Problem requirements | Find the line that contains "Parse this screenshot: output" in the entries below. Restate it and every line after it, word for word, with no pictures.

(Dataset rows)

## BEGIN

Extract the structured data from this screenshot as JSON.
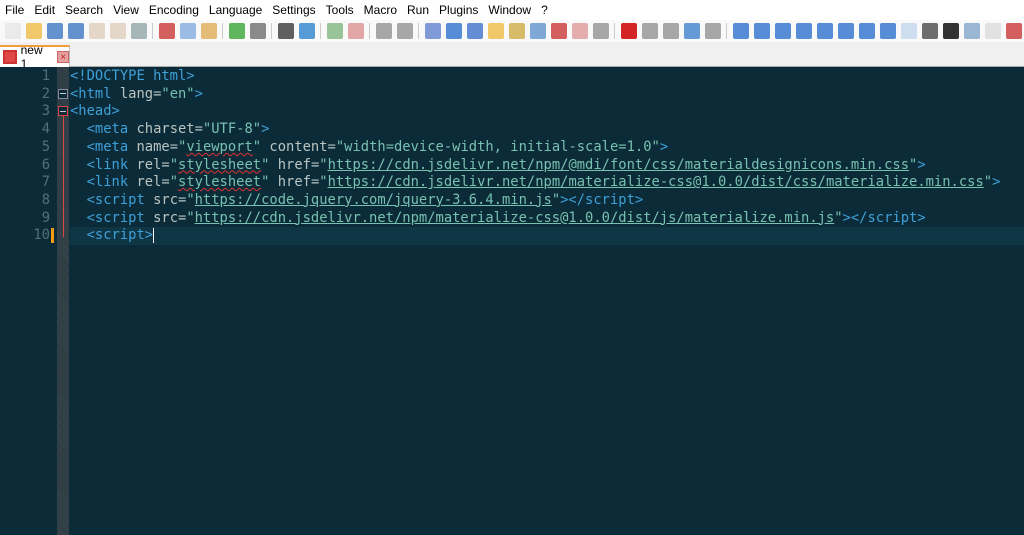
{
  "menu": [
    "File",
    "Edit",
    "Search",
    "View",
    "Encoding",
    "Language",
    "Settings",
    "Tools",
    "Macro",
    "Run",
    "Plugins",
    "Window",
    "?"
  ],
  "toolbar": [
    {
      "icon": "new-file-icon",
      "color": "#e8e8e8"
    },
    {
      "icon": "open-file-icon",
      "color": "#f0c050"
    },
    {
      "icon": "save-icon",
      "color": "#4a80c8"
    },
    {
      "icon": "save-all-icon",
      "color": "#4a80c8"
    },
    {
      "icon": "close-icon",
      "color": "#e0d0c0"
    },
    {
      "icon": "close-all-icon",
      "color": "#e0d0c0"
    },
    {
      "icon": "print-icon",
      "color": "#9aa"
    },
    "sep",
    {
      "icon": "cut-icon",
      "color": "#c44"
    },
    {
      "icon": "copy-icon",
      "color": "#8ab0e0"
    },
    {
      "icon": "paste-icon",
      "color": "#e0b060"
    },
    "sep",
    {
      "icon": "undo-icon",
      "color": "#4a4"
    },
    {
      "icon": "redo-icon",
      "color": "#777"
    },
    "sep",
    {
      "icon": "find-icon",
      "color": "#444"
    },
    {
      "icon": "replace-icon",
      "color": "#3a8ad0"
    },
    "sep",
    {
      "icon": "zoom-in-icon",
      "color": "#8b8"
    },
    {
      "icon": "zoom-out-icon",
      "color": "#d99"
    },
    "sep",
    {
      "icon": "sync-vertical-icon",
      "color": "#999"
    },
    {
      "icon": "sync-horizontal-icon",
      "color": "#999"
    },
    "sep",
    {
      "icon": "word-wrap-icon",
      "color": "#6a8ad0"
    },
    {
      "icon": "show-all-chars-icon",
      "color": "#3a7ad0"
    },
    {
      "icon": "indent-guide-icon",
      "color": "#4a7ad0"
    },
    {
      "icon": "udl-icon",
      "color": "#f0c050"
    },
    {
      "icon": "doc-map-icon",
      "color": "#d0b050"
    },
    {
      "icon": "doc-list-icon",
      "color": "#6a9ad0"
    },
    {
      "icon": "function-list-icon",
      "color": "#c44"
    },
    {
      "icon": "folder-workspace-icon",
      "color": "#e0a0a0"
    },
    {
      "icon": "monitoring-icon",
      "color": "#999"
    },
    "sep",
    {
      "icon": "record-macro-icon",
      "color": "#c00"
    },
    {
      "icon": "stop-macro-icon",
      "color": "#999"
    },
    {
      "icon": "play-macro-icon",
      "color": "#999"
    },
    {
      "icon": "play-multiple-icon",
      "color": "#4a8ad0"
    },
    {
      "icon": "save-macro-icon",
      "color": "#999"
    },
    "sep",
    {
      "icon": "plugin-1-icon",
      "color": "#3a7ad0"
    },
    {
      "icon": "plugin-2-icon",
      "color": "#3a7ad0"
    },
    {
      "icon": "plugin-3-icon",
      "color": "#3a7ad0"
    },
    {
      "icon": "plugin-4-icon",
      "color": "#3a7ad0"
    },
    {
      "icon": "triangle-up-icon",
      "color": "#3a7ad0"
    },
    {
      "icon": "triangle-down-icon",
      "color": "#3a7ad0"
    },
    {
      "icon": "plugin-5-icon",
      "color": "#3a7ad0"
    },
    {
      "icon": "plugin-6-icon",
      "color": "#3a7ad0"
    },
    {
      "icon": "spell-check-icon",
      "color": "#c8d8f0"
    },
    {
      "icon": "header-icon",
      "color": "#555"
    },
    {
      "icon": "json-icon",
      "color": "#111"
    },
    {
      "icon": "plugin-7-icon",
      "color": "#8ac"
    },
    {
      "icon": "check-icon",
      "color": "#ddd"
    },
    {
      "icon": "plugin-8-icon",
      "color": "#c44"
    }
  ],
  "tab": {
    "label": "new 1",
    "close": "×"
  },
  "editor": {
    "current_line": 10,
    "lines": [
      [
        [
          "t",
          "<!DOCTYPE html>"
        ]
      ],
      [
        [
          "t",
          "<html "
        ],
        [
          "a",
          "lang="
        ],
        [
          "v",
          "\"en\""
        ],
        [
          "t",
          ">"
        ]
      ],
      [
        [
          "t",
          "<head>"
        ]
      ],
      [
        [
          "s",
          "  "
        ],
        [
          "t",
          "<meta "
        ],
        [
          "a",
          "charset="
        ],
        [
          "v",
          "\"UTF-8\""
        ],
        [
          "t",
          ">"
        ]
      ],
      [
        [
          "s",
          "  "
        ],
        [
          "t",
          "<meta "
        ],
        [
          "a",
          "name="
        ],
        [
          "v",
          "\""
        ],
        [
          "vq",
          "viewport"
        ],
        [
          "v",
          "\""
        ],
        [
          "a",
          " content="
        ],
        [
          "v",
          "\"width=device-width, initial-scale=1.0\""
        ],
        [
          "t",
          ">"
        ]
      ],
      [
        [
          "s",
          "  "
        ],
        [
          "t",
          "<link "
        ],
        [
          "a",
          "rel="
        ],
        [
          "v",
          "\""
        ],
        [
          "vq",
          "stylesheet"
        ],
        [
          "v",
          "\""
        ],
        [
          "a",
          " href="
        ],
        [
          "v",
          "\""
        ],
        [
          "vu",
          "https://cdn.jsdelivr.net/npm/@mdi/font/css/materialdesignicons.min.css"
        ],
        [
          "v",
          "\""
        ],
        [
          "t",
          ">"
        ]
      ],
      [
        [
          "s",
          "  "
        ],
        [
          "t",
          "<link "
        ],
        [
          "a",
          "rel="
        ],
        [
          "v",
          "\""
        ],
        [
          "vq",
          "stylesheet"
        ],
        [
          "v",
          "\""
        ],
        [
          "a",
          " href="
        ],
        [
          "v",
          "\""
        ],
        [
          "vu",
          "https://cdn.jsdelivr.net/npm/materialize-css@1.0.0/dist/css/materialize.min.css"
        ],
        [
          "v",
          "\""
        ],
        [
          "t",
          ">"
        ]
      ],
      [
        [
          "s",
          "  "
        ],
        [
          "t",
          "<script "
        ],
        [
          "a",
          "src="
        ],
        [
          "v",
          "\""
        ],
        [
          "vu",
          "https://code.jquery.com/jquery-3.6.4.min.js"
        ],
        [
          "v",
          "\""
        ],
        [
          "t",
          "></script>"
        ]
      ],
      [
        [
          "s",
          "  "
        ],
        [
          "t",
          "<script "
        ],
        [
          "a",
          "src="
        ],
        [
          "v",
          "\""
        ],
        [
          "vu",
          "https://cdn.jsdelivr.net/npm/materialize-css@1.0.0/dist/js/materialize.min.js"
        ],
        [
          "v",
          "\""
        ],
        [
          "t",
          "></script>"
        ]
      ],
      [
        [
          "s",
          "  "
        ],
        [
          "t",
          "<script>"
        ]
      ]
    ]
  }
}
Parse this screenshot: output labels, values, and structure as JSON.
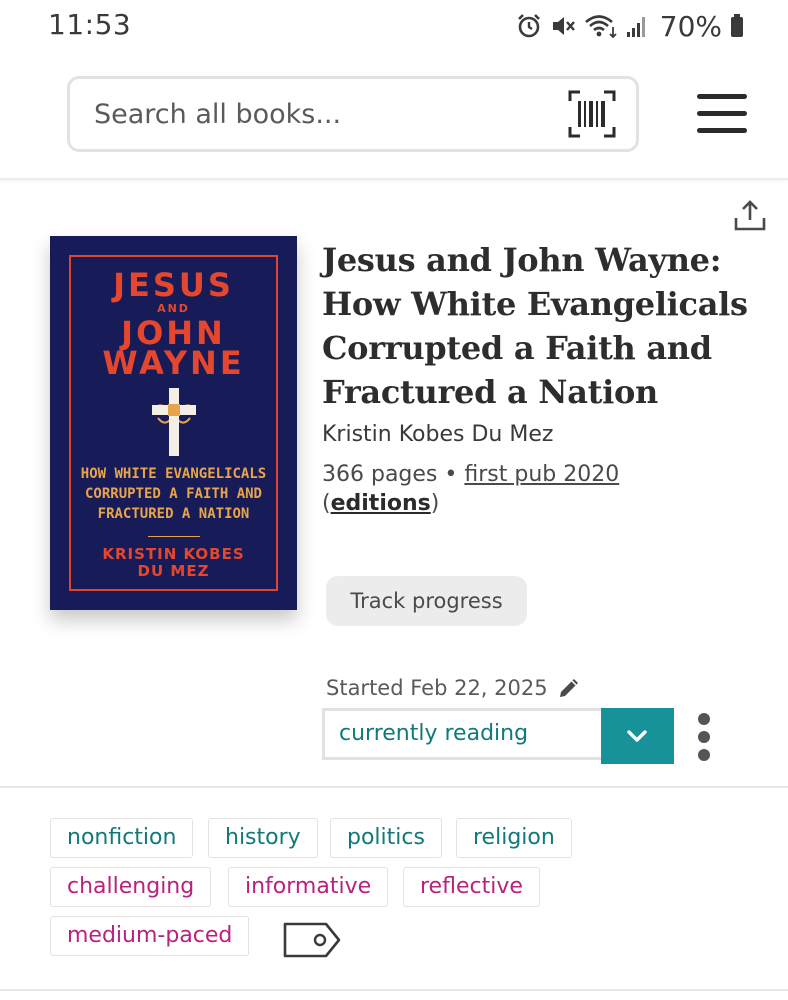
{
  "status_bar": {
    "time": "11:53",
    "battery": "70%",
    "icons": [
      "alarm-icon",
      "mute-icon",
      "wifi-icon",
      "signal-icon",
      "battery-icon"
    ]
  },
  "header": {
    "search_placeholder": "Search all books...",
    "icons": [
      "barcode-scanner-icon",
      "hamburger-menu-icon"
    ]
  },
  "book": {
    "cover": {
      "title_line1": "JESUS",
      "title_and": "AND",
      "title_line2": "JOHN",
      "title_line3": "WAYNE",
      "subtitle_line1": "HOW WHITE EVANGELICALS",
      "subtitle_line2": "CORRUPTED A FAITH AND",
      "subtitle_line3": "FRACTURED A NATION",
      "author_line1": "KRISTIN KOBES",
      "author_line2": "DU MEZ",
      "background": "#171c58",
      "accent": "#e4472d"
    },
    "title": "Jesus and John Wayne: How White Evangelicals Corrupted a Faith and Fractured a Nation",
    "author": "Kristin Kobes Du Mez",
    "pages": "366 pages",
    "separator": "•",
    "first_pub": "first pub 2020",
    "editions_open": "(",
    "editions": "editions",
    "editions_close": ")",
    "track_progress": "Track progress",
    "started": "Started Feb 22, 2025",
    "shelf_status": "currently reading"
  },
  "tags": {
    "genres": [
      "nonfiction",
      "history",
      "politics",
      "religion"
    ],
    "moods": [
      "challenging",
      "informative",
      "reflective"
    ],
    "pace": "medium-paced",
    "genre_color": "#12797b",
    "mood_color": "#b8227e"
  },
  "colors": {
    "accent_teal": "#189299"
  }
}
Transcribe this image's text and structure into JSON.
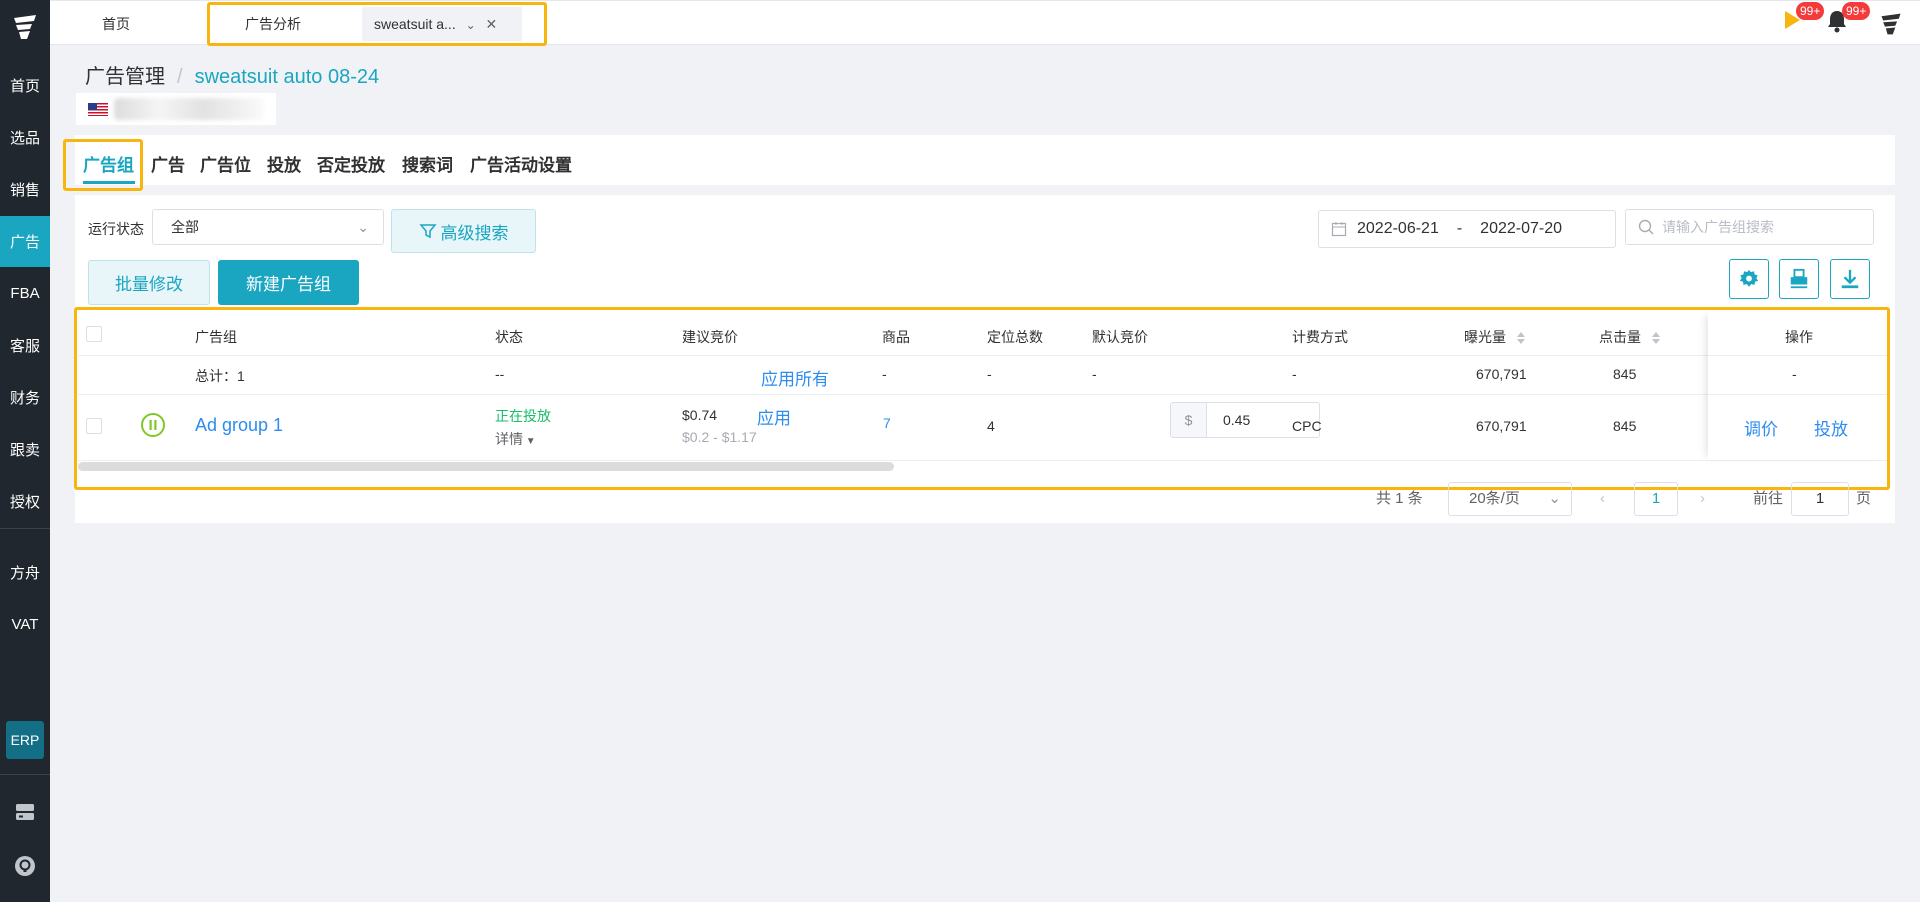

## END

Written response |
Parse this screenshot: output labels, values, and structure as JSON.
{
  "status_bar": {
    "time": "11:53",
    "battery": "70%",
    "icons": [
      "alarm-icon",
      "mute-icon",
      "wifi-icon",
      "signal-icon",
      "battery-icon"
    ]
  },
  "header": {
    "search_placeholder": "Search all books...",
    "icons": [
      "barcode-scanner-icon",
      "hamburger-menu-icon"
    ]
  },
  "book": {
    "cover": {
      "title_line1": "JESUS",
      "title_and": "AND",
      "title_line2": "JOHN",
      "title_line3": "WAYNE",
      "subtitle_line1": "HOW WHITE EVANGELICALS",
      "subtitle_line2": "CORRUPTED A FAITH AND",
      "subtitle_line3": "FRACTURED A NATION",
      "author_line1": "KRISTIN KOBES",
      "author_line2": "DU MEZ",
      "background": "#171c58",
      "accent": "#e4472d"
    },
    "title": "Jesus and John Wayne: How White Evangelicals Corrupted a Faith and Fractured a Nation",
    "author": "Kristin Kobes Du Mez",
    "pages": "366 pages",
    "separator": "•",
    "first_pub": "first pub 2020",
    "editions_open": "(",
    "editions": "editions",
    "editions_close": ")",
    "track_progress": "Track progress",
    "started": "Started Feb 22, 2025",
    "shelf_status": "currently reading"
  },
  "tags": {
    "genres": [
      "nonfiction",
      "history",
      "politics",
      "religion"
    ],
    "moods": [
      "challenging",
      "informative",
      "reflective"
    ],
    "pace": "medium-paced",
    "genre_color": "#12797b",
    "mood_color": "#b8227e"
  },
  "colors": {
    "accent_teal": "#189299"
  }
}
Transcribe this image's text and structure into JSON.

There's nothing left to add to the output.